Completing the given task requires sufficiently powerful computing resources, so deeper and more complex architectures such as ResNet and VGG can be used for image classification, as they usually give better results compared to AlexNet [47]. At the same time, ResNet, thanks to the use of feedback blocks, allows for building an even deeper network with fewer parameters, which makes it a popular option used for many tasks in the field of computer vision. Thus, based on the basis of the conducted study of different architectures of neural networks and the obtained results analysis, it can be concluded that the ResNet architecture is a more effective tool in solving problems of image classification that require high accuracy.
In this work, ResNet was employed as the primary neural network architecture for the task at hand. Notably, Few Shot Learning Models were not utilized in the experimentation process.
To fulfill the task, a ready-made dataset from the Internet resource robots.ox.ac.uk was selected, because it contains photos of more than 50 different types of aircraft. However, in the basic dataset, all airplane photos are stored in one folder, which makes the data unusable (according to Figure 5). As you know, for the correct operation of the system, you need to sort all the photos into folders with the names of specific types of aircraft. The authors of the dataset left a text file in it, where you can see what type of aircraft is shown in the photo.

★ ★ ★ ★

== Work to be completed ==
According to the page excerpt, which Internet resource provided the ready-made dataset of aircraft photos?

★ ★ ★ ★

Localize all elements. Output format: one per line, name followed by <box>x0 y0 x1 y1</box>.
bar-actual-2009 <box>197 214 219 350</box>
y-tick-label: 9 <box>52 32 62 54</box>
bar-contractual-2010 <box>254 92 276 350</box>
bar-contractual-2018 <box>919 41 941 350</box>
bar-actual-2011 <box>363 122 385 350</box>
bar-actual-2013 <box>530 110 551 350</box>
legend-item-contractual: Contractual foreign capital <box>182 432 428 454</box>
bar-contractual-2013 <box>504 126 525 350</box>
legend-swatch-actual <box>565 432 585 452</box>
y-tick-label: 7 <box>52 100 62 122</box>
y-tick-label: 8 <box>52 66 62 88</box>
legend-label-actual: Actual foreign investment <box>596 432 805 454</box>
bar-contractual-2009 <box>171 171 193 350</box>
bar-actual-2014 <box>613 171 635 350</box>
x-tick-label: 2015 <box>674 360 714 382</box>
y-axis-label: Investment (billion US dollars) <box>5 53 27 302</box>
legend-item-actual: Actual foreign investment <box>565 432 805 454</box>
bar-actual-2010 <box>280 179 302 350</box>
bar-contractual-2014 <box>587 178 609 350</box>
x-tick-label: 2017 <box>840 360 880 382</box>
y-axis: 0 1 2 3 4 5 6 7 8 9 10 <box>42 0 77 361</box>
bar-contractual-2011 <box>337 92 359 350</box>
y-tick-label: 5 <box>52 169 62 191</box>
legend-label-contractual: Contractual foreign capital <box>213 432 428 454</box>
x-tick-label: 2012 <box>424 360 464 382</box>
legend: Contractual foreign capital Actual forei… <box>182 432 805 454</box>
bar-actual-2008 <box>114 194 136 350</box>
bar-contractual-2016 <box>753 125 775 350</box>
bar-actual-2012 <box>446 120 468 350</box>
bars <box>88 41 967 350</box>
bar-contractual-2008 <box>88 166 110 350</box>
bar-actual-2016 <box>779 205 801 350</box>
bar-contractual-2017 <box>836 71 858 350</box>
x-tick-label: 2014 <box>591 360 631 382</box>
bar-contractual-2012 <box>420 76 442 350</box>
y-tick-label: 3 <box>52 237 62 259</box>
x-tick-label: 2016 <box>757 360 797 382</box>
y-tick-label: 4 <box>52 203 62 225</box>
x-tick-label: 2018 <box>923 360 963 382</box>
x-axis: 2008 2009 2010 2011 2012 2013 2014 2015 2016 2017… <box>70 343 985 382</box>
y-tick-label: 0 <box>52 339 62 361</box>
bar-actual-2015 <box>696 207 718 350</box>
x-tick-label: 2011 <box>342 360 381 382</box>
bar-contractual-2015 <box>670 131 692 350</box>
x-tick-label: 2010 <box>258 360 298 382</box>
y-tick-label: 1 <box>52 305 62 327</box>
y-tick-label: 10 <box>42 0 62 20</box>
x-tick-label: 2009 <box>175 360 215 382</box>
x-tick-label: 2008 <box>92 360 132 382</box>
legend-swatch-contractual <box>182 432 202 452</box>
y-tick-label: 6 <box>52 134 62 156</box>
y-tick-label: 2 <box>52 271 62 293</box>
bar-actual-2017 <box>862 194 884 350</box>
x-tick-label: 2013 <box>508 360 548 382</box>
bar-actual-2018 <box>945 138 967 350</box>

★ ★ ★ ★

== Exercise output ==
robots.ox.ac.uk